Dataset records on visual material:
## START

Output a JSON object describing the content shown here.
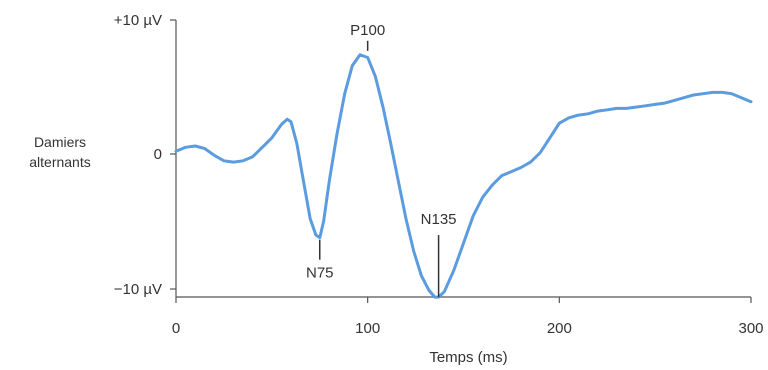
{
  "chart_data": {
    "type": "line",
    "xlabel": "Temps (ms)",
    "xlim": [
      0,
      300
    ],
    "ylim": [
      -10,
      10
    ],
    "x_ticks": [
      0,
      100,
      200,
      300
    ],
    "x_tick_labels": [
      "0",
      "100",
      "200",
      "300"
    ],
    "y_ticks": [
      10,
      0,
      -10
    ],
    "y_tick_labels": [
      "+10 µV",
      "0",
      "−10 µV"
    ],
    "row_label_lines": [
      "Damiers",
      "alternants"
    ],
    "series": [
      {
        "color": "#5b9bdf",
        "x": [
          0,
          5,
          10,
          15,
          20,
          25,
          30,
          35,
          40,
          45,
          50,
          55,
          58,
          60,
          63,
          66,
          70,
          73,
          75,
          77,
          80,
          84,
          88,
          92,
          96,
          100,
          104,
          108,
          112,
          116,
          120,
          124,
          128,
          132,
          135,
          137,
          140,
          145,
          150,
          155,
          160,
          165,
          170,
          175,
          180,
          185,
          190,
          195,
          200,
          205,
          210,
          215,
          220,
          225,
          230,
          235,
          240,
          245,
          250,
          255,
          260,
          265,
          270,
          275,
          280,
          285,
          290,
          295,
          300
        ],
        "y": [
          0.2,
          0.5,
          0.6,
          0.4,
          -0.1,
          -0.5,
          -0.6,
          -0.5,
          -0.2,
          0.5,
          1.2,
          2.2,
          2.6,
          2.4,
          0.8,
          -1.6,
          -4.8,
          -6.0,
          -6.2,
          -5.0,
          -2.0,
          1.5,
          4.5,
          6.6,
          7.4,
          7.2,
          5.8,
          3.5,
          0.8,
          -2.0,
          -4.8,
          -7.2,
          -9.0,
          -10.1,
          -10.6,
          -10.6,
          -10.2,
          -8.6,
          -6.6,
          -4.6,
          -3.2,
          -2.3,
          -1.6,
          -1.3,
          -1.0,
          -0.6,
          0.1,
          1.2,
          2.3,
          2.7,
          2.9,
          3.0,
          3.2,
          3.3,
          3.4,
          3.4,
          3.5,
          3.6,
          3.7,
          3.8,
          4.0,
          4.2,
          4.4,
          4.5,
          4.6,
          4.6,
          4.5,
          4.2,
          3.9
        ]
      }
    ],
    "annotations": [
      {
        "label": "P100",
        "x": 100,
        "y": 7.4,
        "position": "above"
      },
      {
        "label": "N75",
        "x": 75,
        "y": -6.2,
        "position": "below"
      },
      {
        "label": "N135",
        "x": 137,
        "y": -10.6,
        "position": "above-line"
      }
    ]
  }
}
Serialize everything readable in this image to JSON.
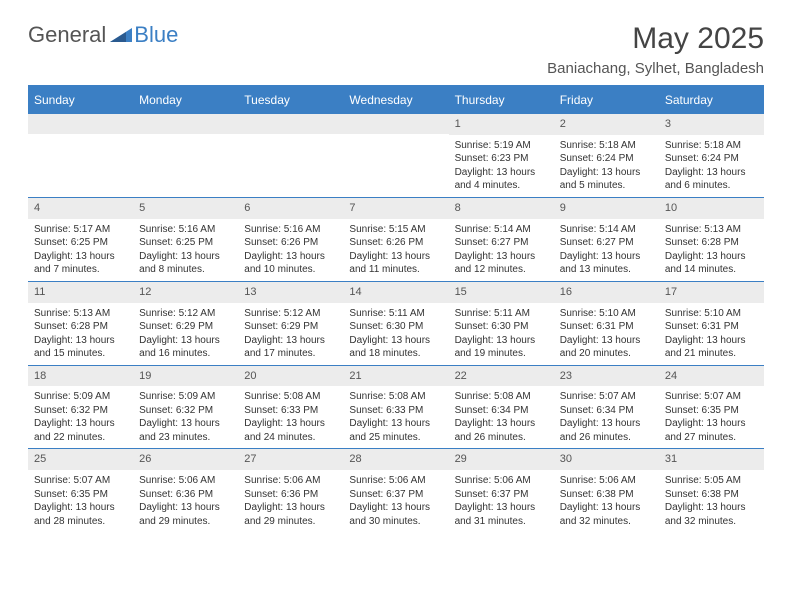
{
  "logo": {
    "text1": "General",
    "text2": "Blue"
  },
  "title": "May 2025",
  "location": "Baniachang, Sylhet, Bangladesh",
  "colors": {
    "header_blue": "#3b7fc4",
    "row_gray": "#ececec",
    "text_dark": "#333333",
    "text_muted": "#555555",
    "background": "#ffffff"
  },
  "weekdays": [
    "Sunday",
    "Monday",
    "Tuesday",
    "Wednesday",
    "Thursday",
    "Friday",
    "Saturday"
  ],
  "weeks": [
    [
      null,
      null,
      null,
      null,
      {
        "n": "1",
        "sr": "Sunrise: 5:19 AM",
        "ss": "Sunset: 6:23 PM",
        "dl1": "Daylight: 13 hours",
        "dl2": "and 4 minutes."
      },
      {
        "n": "2",
        "sr": "Sunrise: 5:18 AM",
        "ss": "Sunset: 6:24 PM",
        "dl1": "Daylight: 13 hours",
        "dl2": "and 5 minutes."
      },
      {
        "n": "3",
        "sr": "Sunrise: 5:18 AM",
        "ss": "Sunset: 6:24 PM",
        "dl1": "Daylight: 13 hours",
        "dl2": "and 6 minutes."
      }
    ],
    [
      {
        "n": "4",
        "sr": "Sunrise: 5:17 AM",
        "ss": "Sunset: 6:25 PM",
        "dl1": "Daylight: 13 hours",
        "dl2": "and 7 minutes."
      },
      {
        "n": "5",
        "sr": "Sunrise: 5:16 AM",
        "ss": "Sunset: 6:25 PM",
        "dl1": "Daylight: 13 hours",
        "dl2": "and 8 minutes."
      },
      {
        "n": "6",
        "sr": "Sunrise: 5:16 AM",
        "ss": "Sunset: 6:26 PM",
        "dl1": "Daylight: 13 hours",
        "dl2": "and 10 minutes."
      },
      {
        "n": "7",
        "sr": "Sunrise: 5:15 AM",
        "ss": "Sunset: 6:26 PM",
        "dl1": "Daylight: 13 hours",
        "dl2": "and 11 minutes."
      },
      {
        "n": "8",
        "sr": "Sunrise: 5:14 AM",
        "ss": "Sunset: 6:27 PM",
        "dl1": "Daylight: 13 hours",
        "dl2": "and 12 minutes."
      },
      {
        "n": "9",
        "sr": "Sunrise: 5:14 AM",
        "ss": "Sunset: 6:27 PM",
        "dl1": "Daylight: 13 hours",
        "dl2": "and 13 minutes."
      },
      {
        "n": "10",
        "sr": "Sunrise: 5:13 AM",
        "ss": "Sunset: 6:28 PM",
        "dl1": "Daylight: 13 hours",
        "dl2": "and 14 minutes."
      }
    ],
    [
      {
        "n": "11",
        "sr": "Sunrise: 5:13 AM",
        "ss": "Sunset: 6:28 PM",
        "dl1": "Daylight: 13 hours",
        "dl2": "and 15 minutes."
      },
      {
        "n": "12",
        "sr": "Sunrise: 5:12 AM",
        "ss": "Sunset: 6:29 PM",
        "dl1": "Daylight: 13 hours",
        "dl2": "and 16 minutes."
      },
      {
        "n": "13",
        "sr": "Sunrise: 5:12 AM",
        "ss": "Sunset: 6:29 PM",
        "dl1": "Daylight: 13 hours",
        "dl2": "and 17 minutes."
      },
      {
        "n": "14",
        "sr": "Sunrise: 5:11 AM",
        "ss": "Sunset: 6:30 PM",
        "dl1": "Daylight: 13 hours",
        "dl2": "and 18 minutes."
      },
      {
        "n": "15",
        "sr": "Sunrise: 5:11 AM",
        "ss": "Sunset: 6:30 PM",
        "dl1": "Daylight: 13 hours",
        "dl2": "and 19 minutes."
      },
      {
        "n": "16",
        "sr": "Sunrise: 5:10 AM",
        "ss": "Sunset: 6:31 PM",
        "dl1": "Daylight: 13 hours",
        "dl2": "and 20 minutes."
      },
      {
        "n": "17",
        "sr": "Sunrise: 5:10 AM",
        "ss": "Sunset: 6:31 PM",
        "dl1": "Daylight: 13 hours",
        "dl2": "and 21 minutes."
      }
    ],
    [
      {
        "n": "18",
        "sr": "Sunrise: 5:09 AM",
        "ss": "Sunset: 6:32 PM",
        "dl1": "Daylight: 13 hours",
        "dl2": "and 22 minutes."
      },
      {
        "n": "19",
        "sr": "Sunrise: 5:09 AM",
        "ss": "Sunset: 6:32 PM",
        "dl1": "Daylight: 13 hours",
        "dl2": "and 23 minutes."
      },
      {
        "n": "20",
        "sr": "Sunrise: 5:08 AM",
        "ss": "Sunset: 6:33 PM",
        "dl1": "Daylight: 13 hours",
        "dl2": "and 24 minutes."
      },
      {
        "n": "21",
        "sr": "Sunrise: 5:08 AM",
        "ss": "Sunset: 6:33 PM",
        "dl1": "Daylight: 13 hours",
        "dl2": "and 25 minutes."
      },
      {
        "n": "22",
        "sr": "Sunrise: 5:08 AM",
        "ss": "Sunset: 6:34 PM",
        "dl1": "Daylight: 13 hours",
        "dl2": "and 26 minutes."
      },
      {
        "n": "23",
        "sr": "Sunrise: 5:07 AM",
        "ss": "Sunset: 6:34 PM",
        "dl1": "Daylight: 13 hours",
        "dl2": "and 26 minutes."
      },
      {
        "n": "24",
        "sr": "Sunrise: 5:07 AM",
        "ss": "Sunset: 6:35 PM",
        "dl1": "Daylight: 13 hours",
        "dl2": "and 27 minutes."
      }
    ],
    [
      {
        "n": "25",
        "sr": "Sunrise: 5:07 AM",
        "ss": "Sunset: 6:35 PM",
        "dl1": "Daylight: 13 hours",
        "dl2": "and 28 minutes."
      },
      {
        "n": "26",
        "sr": "Sunrise: 5:06 AM",
        "ss": "Sunset: 6:36 PM",
        "dl1": "Daylight: 13 hours",
        "dl2": "and 29 minutes."
      },
      {
        "n": "27",
        "sr": "Sunrise: 5:06 AM",
        "ss": "Sunset: 6:36 PM",
        "dl1": "Daylight: 13 hours",
        "dl2": "and 29 minutes."
      },
      {
        "n": "28",
        "sr": "Sunrise: 5:06 AM",
        "ss": "Sunset: 6:37 PM",
        "dl1": "Daylight: 13 hours",
        "dl2": "and 30 minutes."
      },
      {
        "n": "29",
        "sr": "Sunrise: 5:06 AM",
        "ss": "Sunset: 6:37 PM",
        "dl1": "Daylight: 13 hours",
        "dl2": "and 31 minutes."
      },
      {
        "n": "30",
        "sr": "Sunrise: 5:06 AM",
        "ss": "Sunset: 6:38 PM",
        "dl1": "Daylight: 13 hours",
        "dl2": "and 32 minutes."
      },
      {
        "n": "31",
        "sr": "Sunrise: 5:05 AM",
        "ss": "Sunset: 6:38 PM",
        "dl1": "Daylight: 13 hours",
        "dl2": "and 32 minutes."
      }
    ]
  ]
}
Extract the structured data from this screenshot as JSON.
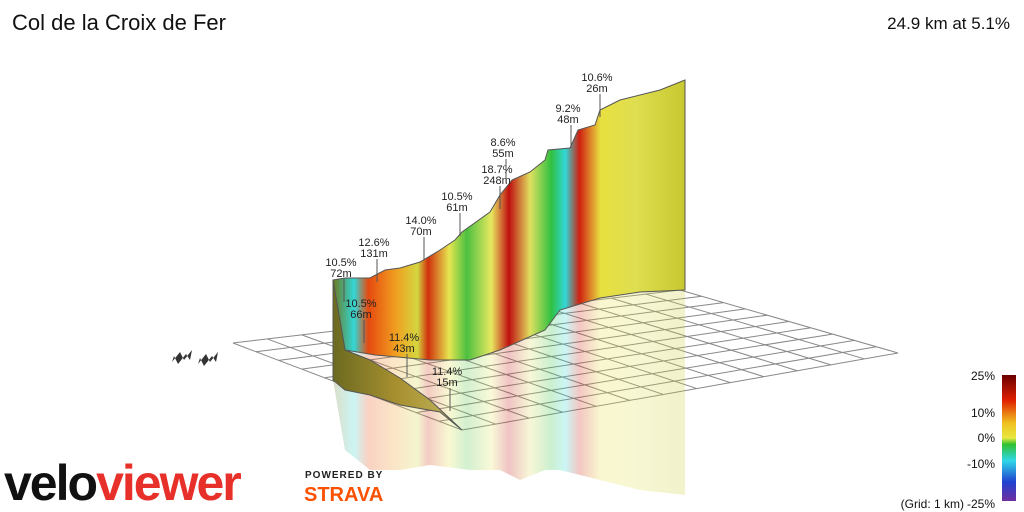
{
  "header": {
    "title": "Col de la Croix de Fer",
    "summary": "24.9 km at 5.1%"
  },
  "annotations": [
    {
      "grade": "10.5%",
      "length": "72m"
    },
    {
      "grade": "10.5%",
      "length": "66m"
    },
    {
      "grade": "11.4%",
      "length": "43m"
    },
    {
      "grade": "11.4%",
      "length": "15m"
    },
    {
      "grade": "12.6%",
      "length": "131m"
    },
    {
      "grade": "14.0%",
      "length": "70m"
    },
    {
      "grade": "10.5%",
      "length": "61m"
    },
    {
      "grade": "18.7%",
      "length": "248m"
    },
    {
      "grade": "8.6%",
      "length": "55m"
    },
    {
      "grade": "9.2%",
      "length": "48m"
    },
    {
      "grade": "10.6%",
      "length": "26m"
    }
  ],
  "legend": {
    "ticks": [
      "25%",
      "10%",
      "0%",
      "-10%",
      "-25%"
    ],
    "grid_note": "(Grid: 1 km)"
  },
  "branding": {
    "logo_start": "velo",
    "logo_end": "viewer",
    "powered": "POWERED BY",
    "strava": "STRAVA"
  }
}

## END

Task: Please copy exactly the lines from the one containing "Extract the structured" through the last line of the records above, both included, and leave out any pictures.

Complete output:
Extract the structured data from this screenshot as JSON.
{
  "header": {
    "title": "Col de la Croix de Fer",
    "summary": "24.9 km at 5.1%"
  },
  "annotations": [
    {
      "grade": "10.5%",
      "length": "72m"
    },
    {
      "grade": "10.5%",
      "length": "66m"
    },
    {
      "grade": "11.4%",
      "length": "43m"
    },
    {
      "grade": "11.4%",
      "length": "15m"
    },
    {
      "grade": "12.6%",
      "length": "131m"
    },
    {
      "grade": "14.0%",
      "length": "70m"
    },
    {
      "grade": "10.5%",
      "length": "61m"
    },
    {
      "grade": "18.7%",
      "length": "248m"
    },
    {
      "grade": "8.6%",
      "length": "55m"
    },
    {
      "grade": "9.2%",
      "length": "48m"
    },
    {
      "grade": "10.6%",
      "length": "26m"
    }
  ],
  "legend": {
    "ticks": [
      "25%",
      "10%",
      "0%",
      "-10%",
      "-25%"
    ],
    "grid_note": "(Grid: 1 km)"
  },
  "branding": {
    "logo_start": "velo",
    "logo_end": "viewer",
    "powered": "POWERED BY",
    "strava": "STRAVA"
  }
}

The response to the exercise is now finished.